▶ THE PROBLEM
Copy out the lines that include the word "oppdrag".

▶ A block of data
* Start *

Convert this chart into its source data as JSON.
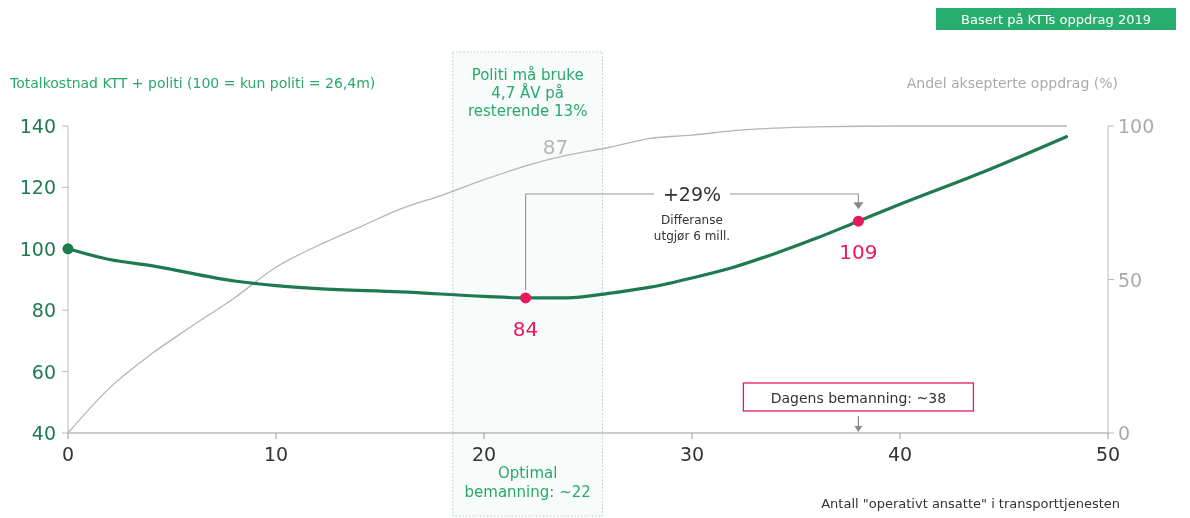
{
  "chart_data": {
    "type": "line",
    "subtitle": "Basert på KTTs oppdrag 2019",
    "ylabel": "Totalkostnad KTT + politi (100 = kun politi = 26,4m)",
    "y2label": "Andel aksepterte oppdrag (%)",
    "xlabel": "Antall \"operativt ansatte\" i transporttjenesten",
    "xlim": [
      0,
      50
    ],
    "xticks": [
      0,
      10,
      20,
      30,
      40,
      50
    ],
    "ylim": [
      40,
      140
    ],
    "yticks": [
      40,
      60,
      80,
      100,
      120,
      140
    ],
    "y2lim": [
      0,
      100
    ],
    "y2ticks": [
      0,
      50,
      100
    ],
    "series": [
      {
        "axis": "y2",
        "color": "#b5b5b5",
        "x": [
          0,
          2,
          4,
          6,
          8,
          10,
          12,
          14,
          16,
          18,
          20,
          22,
          24,
          26,
          28,
          30,
          32,
          34,
          36,
          40,
          48
        ],
        "values": [
          0,
          14.7,
          25.7,
          35,
          44,
          54,
          61,
          67,
          73,
          77.5,
          82.5,
          87,
          90.5,
          93,
          96,
          97,
          98.5,
          99.3,
          99.7,
          100,
          100
        ],
        "value_labels": [
          null,
          null,
          null,
          null,
          null,
          null,
          null,
          null,
          null,
          null,
          null,
          "87",
          null,
          null,
          null,
          null,
          null,
          null,
          null,
          null,
          null
        ]
      },
      {
        "color": "#1e7a4f",
        "x": [
          0,
          2,
          4,
          8,
          10,
          12,
          16,
          20,
          22,
          24,
          26,
          28,
          30,
          32,
          34,
          36,
          38,
          40,
          44,
          48
        ],
        "values": [
          100,
          96.5,
          94.5,
          89.5,
          88,
          87,
          86,
          84.5,
          84,
          84,
          85.5,
          87.5,
          90.5,
          94,
          98.5,
          103.5,
          109,
          114.5,
          125,
          136.5
        ]
      },
      {
        "type": "scatter",
        "marker": "circle",
        "color": "#1e7a4f",
        "x": [
          0
        ],
        "values": [
          100
        ]
      },
      {
        "type": "scatter",
        "marker": "circle",
        "color": "#e8195a",
        "x": [
          22,
          38
        ],
        "values": [
          84,
          109
        ],
        "value_labels": [
          "84",
          "109"
        ]
      }
    ],
    "bands": [
      {
        "axis": "x",
        "from": 18.5,
        "to": 25.7,
        "color": "#9fd3c3"
      }
    ],
    "annotations": [
      "Politi må bruke\n4,7 ÅV på\nresterende 13%",
      "Optimal\nbemanning: ~22",
      "+29%",
      "Differanse\nutgjør 6 mill.",
      "Dagens bemanning: ~38"
    ]
  }
}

* End *

▶ THE RESULT
    "subtitle": "Basert på KTTs oppdrag 2019",
    "y2label": "Andel aksepterte oppdrag (%)",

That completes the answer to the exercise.